[Start of Records provided]
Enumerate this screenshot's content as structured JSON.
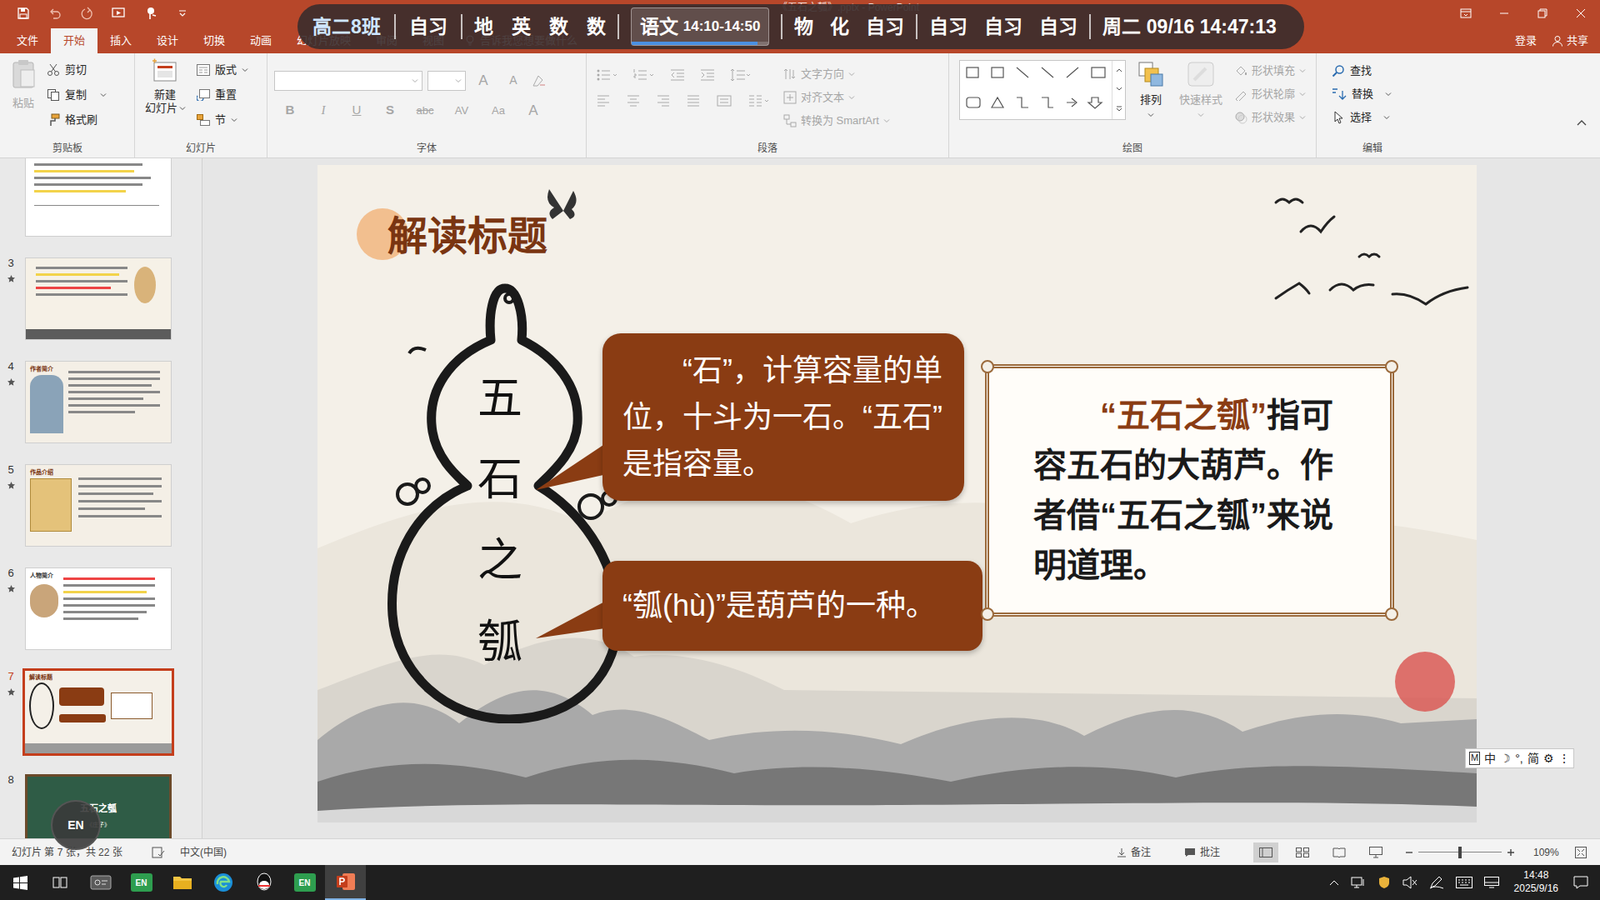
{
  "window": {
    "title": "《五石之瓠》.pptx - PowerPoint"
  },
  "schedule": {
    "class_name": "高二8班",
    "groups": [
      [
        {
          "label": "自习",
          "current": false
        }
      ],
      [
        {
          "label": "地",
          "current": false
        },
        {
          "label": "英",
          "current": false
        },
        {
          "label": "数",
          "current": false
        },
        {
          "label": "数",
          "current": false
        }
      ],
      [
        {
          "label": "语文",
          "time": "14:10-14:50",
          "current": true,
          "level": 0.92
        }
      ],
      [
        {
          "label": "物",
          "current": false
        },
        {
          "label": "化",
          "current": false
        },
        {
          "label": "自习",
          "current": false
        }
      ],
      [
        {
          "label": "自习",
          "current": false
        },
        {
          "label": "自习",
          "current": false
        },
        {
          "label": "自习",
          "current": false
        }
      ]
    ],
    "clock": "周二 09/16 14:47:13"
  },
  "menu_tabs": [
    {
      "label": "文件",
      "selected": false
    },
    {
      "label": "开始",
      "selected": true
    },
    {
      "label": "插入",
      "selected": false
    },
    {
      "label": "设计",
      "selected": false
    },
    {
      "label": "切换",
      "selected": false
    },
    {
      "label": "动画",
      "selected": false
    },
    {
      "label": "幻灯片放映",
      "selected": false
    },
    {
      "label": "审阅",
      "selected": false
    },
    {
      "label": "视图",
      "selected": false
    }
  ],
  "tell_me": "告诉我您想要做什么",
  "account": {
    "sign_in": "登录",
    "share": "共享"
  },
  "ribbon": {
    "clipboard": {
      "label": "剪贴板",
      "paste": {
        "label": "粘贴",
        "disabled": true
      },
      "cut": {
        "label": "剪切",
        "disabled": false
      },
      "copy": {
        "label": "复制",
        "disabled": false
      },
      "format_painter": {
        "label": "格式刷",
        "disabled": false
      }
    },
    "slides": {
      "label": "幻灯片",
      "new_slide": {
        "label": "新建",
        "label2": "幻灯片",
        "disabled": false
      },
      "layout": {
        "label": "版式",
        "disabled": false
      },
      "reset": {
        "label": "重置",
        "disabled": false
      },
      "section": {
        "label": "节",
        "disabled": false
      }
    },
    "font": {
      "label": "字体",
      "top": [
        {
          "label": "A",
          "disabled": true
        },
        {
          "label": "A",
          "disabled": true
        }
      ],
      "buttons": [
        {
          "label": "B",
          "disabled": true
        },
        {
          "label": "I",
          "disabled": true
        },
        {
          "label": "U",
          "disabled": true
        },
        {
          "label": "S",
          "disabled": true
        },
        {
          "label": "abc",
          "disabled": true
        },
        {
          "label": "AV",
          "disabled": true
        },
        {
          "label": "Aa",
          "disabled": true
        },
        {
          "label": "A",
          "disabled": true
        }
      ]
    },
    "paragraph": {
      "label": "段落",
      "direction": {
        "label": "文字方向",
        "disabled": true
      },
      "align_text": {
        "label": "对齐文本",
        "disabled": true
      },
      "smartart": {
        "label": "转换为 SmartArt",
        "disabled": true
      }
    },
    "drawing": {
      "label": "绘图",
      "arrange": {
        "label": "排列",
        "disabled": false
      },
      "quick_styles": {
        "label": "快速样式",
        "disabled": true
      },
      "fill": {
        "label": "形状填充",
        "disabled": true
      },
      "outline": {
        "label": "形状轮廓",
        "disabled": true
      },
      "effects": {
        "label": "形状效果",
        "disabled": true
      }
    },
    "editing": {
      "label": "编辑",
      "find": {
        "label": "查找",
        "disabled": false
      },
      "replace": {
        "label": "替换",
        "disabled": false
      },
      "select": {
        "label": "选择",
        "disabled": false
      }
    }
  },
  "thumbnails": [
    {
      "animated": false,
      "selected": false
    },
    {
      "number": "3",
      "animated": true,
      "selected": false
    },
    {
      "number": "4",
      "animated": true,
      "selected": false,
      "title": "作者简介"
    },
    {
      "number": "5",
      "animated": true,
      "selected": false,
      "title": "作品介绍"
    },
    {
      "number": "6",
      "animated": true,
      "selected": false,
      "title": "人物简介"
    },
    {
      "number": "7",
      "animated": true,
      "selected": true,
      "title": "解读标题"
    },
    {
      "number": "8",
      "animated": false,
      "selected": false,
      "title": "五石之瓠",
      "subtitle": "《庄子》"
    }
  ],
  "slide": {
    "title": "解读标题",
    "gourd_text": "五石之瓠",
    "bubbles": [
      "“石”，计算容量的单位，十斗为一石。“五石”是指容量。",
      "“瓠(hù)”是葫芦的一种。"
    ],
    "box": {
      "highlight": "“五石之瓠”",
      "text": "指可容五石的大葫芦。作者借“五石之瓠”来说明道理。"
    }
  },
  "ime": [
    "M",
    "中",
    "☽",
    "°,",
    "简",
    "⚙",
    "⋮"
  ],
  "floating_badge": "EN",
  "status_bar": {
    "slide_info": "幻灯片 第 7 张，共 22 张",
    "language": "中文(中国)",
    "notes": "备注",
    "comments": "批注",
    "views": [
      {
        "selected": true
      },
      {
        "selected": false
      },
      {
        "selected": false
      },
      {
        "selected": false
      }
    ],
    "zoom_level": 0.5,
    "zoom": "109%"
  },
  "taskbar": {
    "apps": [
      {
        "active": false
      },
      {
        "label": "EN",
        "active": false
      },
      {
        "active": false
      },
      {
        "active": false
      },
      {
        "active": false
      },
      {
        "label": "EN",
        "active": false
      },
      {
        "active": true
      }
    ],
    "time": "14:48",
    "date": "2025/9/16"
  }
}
[End of Records provided]
**Instruction:** Show every line that contains the word "五石之瓠".

**Output for this exercise:**
    "title": "《五石之瓠》.pptx - PowerPoint"
      "title": "五石之瓠",
    "gourd_text": "五石之瓠",
      "highlight": "“五石之瓠”",
      "text": "指可容五石的大葫芦。作者借“五石之瓠”来说明道理。"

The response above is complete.